▶ [AIM] Everything in the listing should be restated word for word.

▶ [ENTRIES PROVIDED]
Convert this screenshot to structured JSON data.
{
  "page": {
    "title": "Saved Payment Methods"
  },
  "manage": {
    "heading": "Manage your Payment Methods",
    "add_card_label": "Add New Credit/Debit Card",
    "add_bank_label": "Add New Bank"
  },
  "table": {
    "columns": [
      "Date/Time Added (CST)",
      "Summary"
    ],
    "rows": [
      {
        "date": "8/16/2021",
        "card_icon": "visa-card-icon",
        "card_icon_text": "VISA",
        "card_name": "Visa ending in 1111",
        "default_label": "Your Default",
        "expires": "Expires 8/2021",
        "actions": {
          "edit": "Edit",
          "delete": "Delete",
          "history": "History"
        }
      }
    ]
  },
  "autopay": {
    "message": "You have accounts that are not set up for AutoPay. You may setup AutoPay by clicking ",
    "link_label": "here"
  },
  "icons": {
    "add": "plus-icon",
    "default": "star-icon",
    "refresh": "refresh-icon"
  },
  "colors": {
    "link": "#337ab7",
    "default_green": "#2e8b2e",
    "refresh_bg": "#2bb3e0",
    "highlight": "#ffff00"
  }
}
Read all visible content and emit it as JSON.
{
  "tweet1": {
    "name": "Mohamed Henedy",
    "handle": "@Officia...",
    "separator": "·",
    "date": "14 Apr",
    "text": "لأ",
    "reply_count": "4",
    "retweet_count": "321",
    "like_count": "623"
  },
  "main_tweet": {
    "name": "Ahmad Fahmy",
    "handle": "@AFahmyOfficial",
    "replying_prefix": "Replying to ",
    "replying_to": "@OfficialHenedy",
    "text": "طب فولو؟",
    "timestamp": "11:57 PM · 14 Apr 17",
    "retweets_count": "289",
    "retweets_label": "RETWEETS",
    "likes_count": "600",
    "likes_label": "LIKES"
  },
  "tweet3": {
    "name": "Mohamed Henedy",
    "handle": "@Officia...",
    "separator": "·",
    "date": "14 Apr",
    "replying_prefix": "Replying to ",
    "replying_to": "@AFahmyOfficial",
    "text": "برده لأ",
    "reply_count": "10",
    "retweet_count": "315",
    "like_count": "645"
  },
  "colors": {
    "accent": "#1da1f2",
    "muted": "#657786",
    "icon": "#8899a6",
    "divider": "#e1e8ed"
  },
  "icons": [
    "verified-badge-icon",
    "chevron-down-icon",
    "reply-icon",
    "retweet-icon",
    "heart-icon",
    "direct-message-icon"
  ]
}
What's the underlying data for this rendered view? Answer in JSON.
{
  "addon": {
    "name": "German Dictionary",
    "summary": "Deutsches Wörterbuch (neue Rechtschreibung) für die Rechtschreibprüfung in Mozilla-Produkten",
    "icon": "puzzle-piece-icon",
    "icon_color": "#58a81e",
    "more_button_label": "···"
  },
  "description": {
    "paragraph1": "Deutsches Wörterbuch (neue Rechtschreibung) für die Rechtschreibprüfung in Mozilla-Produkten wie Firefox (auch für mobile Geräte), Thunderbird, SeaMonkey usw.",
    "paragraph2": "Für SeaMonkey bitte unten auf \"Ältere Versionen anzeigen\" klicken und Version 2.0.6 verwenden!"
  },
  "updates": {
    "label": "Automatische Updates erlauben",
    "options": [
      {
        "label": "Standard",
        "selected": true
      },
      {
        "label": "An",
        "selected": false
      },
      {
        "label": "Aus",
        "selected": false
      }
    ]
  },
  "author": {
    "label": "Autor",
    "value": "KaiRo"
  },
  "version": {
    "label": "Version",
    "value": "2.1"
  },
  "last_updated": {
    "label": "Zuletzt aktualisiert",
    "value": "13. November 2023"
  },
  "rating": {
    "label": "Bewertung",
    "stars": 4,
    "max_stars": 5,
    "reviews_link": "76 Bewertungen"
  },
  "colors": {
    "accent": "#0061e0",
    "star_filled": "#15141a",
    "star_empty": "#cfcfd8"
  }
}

▶ [RESULT]
Convert this screenshot to structured JSON data.
{
  "page": {
    "title": "Saved Payment Methods"
  },
  "manage": {
    "heading": "Manage your Payment Methods",
    "add_card_label": "Add New Credit/Debit Card",
    "add_bank_label": "Add New Bank"
  },
  "table": {
    "columns": [
      "Date/Time Added (CST)",
      "Summary"
    ],
    "rows": [
      {
        "date": "8/16/2021",
        "card_icon": "visa-card-icon",
        "card_icon_text": "VISA",
        "card_name": "Visa ending in 1111",
        "default_label": "Your Default",
        "expires": "Expires 8/2021",
        "actions": {
          "edit": "Edit",
          "delete": "Delete",
          "history": "History"
        }
      }
    ]
  },
  "autopay": {
    "message": "You have accounts that are not set up for AutoPay. You may setup AutoPay by clicking ",
    "link_label": "here"
  },
  "icons": {
    "add": "plus-icon",
    "default": "star-icon",
    "refresh": "refresh-icon"
  },
  "colors": {
    "link": "#337ab7",
    "default_green": "#2e8b2e",
    "refresh_bg": "#2bb3e0",
    "highlight": "#ffff00"
  }
}
Read all visible content and emit it as JSON.
{
  "tweet1": {
    "name": "Mohamed Henedy",
    "handle": "@Officia...",
    "separator": "·",
    "date": "14 Apr",
    "text": "لأ",
    "reply_count": "4",
    "retweet_count": "321",
    "like_count": "623"
  },
  "main_tweet": {
    "name": "Ahmad Fahmy",
    "handle": "@AFahmyOfficial",
    "replying_prefix": "Replying to ",
    "replying_to": "@OfficialHenedy",
    "text": "طب فولو؟",
    "timestamp": "11:57 PM · 14 Apr 17",
    "retweets_count": "289",
    "retweets_label": "RETWEETS",
    "likes_count": "600",
    "likes_label": "LIKES"
  },
  "tweet3": {
    "name": "Mohamed Henedy",
    "handle": "@Officia...",
    "separator": "·",
    "date": "14 Apr",
    "replying_prefix": "Replying to ",
    "replying_to": "@AFahmyOfficial",
    "text": "برده لأ",
    "reply_count": "10",
    "retweet_count": "315",
    "like_count": "645"
  },
  "colors": {
    "accent": "#1da1f2",
    "muted": "#657786",
    "icon": "#8899a6",
    "divider": "#e1e8ed"
  },
  "icons": [
    "verified-badge-icon",
    "chevron-down-icon",
    "reply-icon",
    "retweet-icon",
    "heart-icon",
    "direct-message-icon"
  ]
}
What's the underlying data for this rendered view? Answer in JSON.
{
  "addon": {
    "name": "German Dictionary",
    "summary": "Deutsches Wörterbuch (neue Rechtschreibung) für die Rechtschreibprüfung in Mozilla-Produkten",
    "icon": "puzzle-piece-icon",
    "icon_color": "#58a81e",
    "more_button_label": "···"
  },
  "description": {
    "paragraph1": "Deutsches Wörterbuch (neue Rechtschreibung) für die Rechtschreibprüfung in Mozilla-Produkten wie Firefox (auch für mobile Geräte), Thunderbird, SeaMonkey usw.",
    "paragraph2": "Für SeaMonkey bitte unten auf \"Ältere Versionen anzeigen\" klicken und Version 2.0.6 verwenden!"
  },
  "updates": {
    "label": "Automatische Updates erlauben",
    "options": [
      {
        "label": "Standard",
        "selected": true
      },
      {
        "label": "An",
        "selected": false
      },
      {
        "label": "Aus",
        "selected": false
      }
    ]
  },
  "author": {
    "label": "Autor",
    "value": "KaiRo"
  },
  "version": {
    "label": "Version",
    "value": "2.1"
  },
  "last_updated": {
    "label": "Zuletzt aktualisiert",
    "value": "13. November 2023"
  },
  "rating": {
    "label": "Bewertung",
    "stars": 4,
    "max_stars": 5,
    "reviews_link": "76 Bewertungen"
  },
  "colors": {
    "accent": "#0061e0",
    "star_filled": "#15141a",
    "star_empty": "#cfcfd8"
  }
}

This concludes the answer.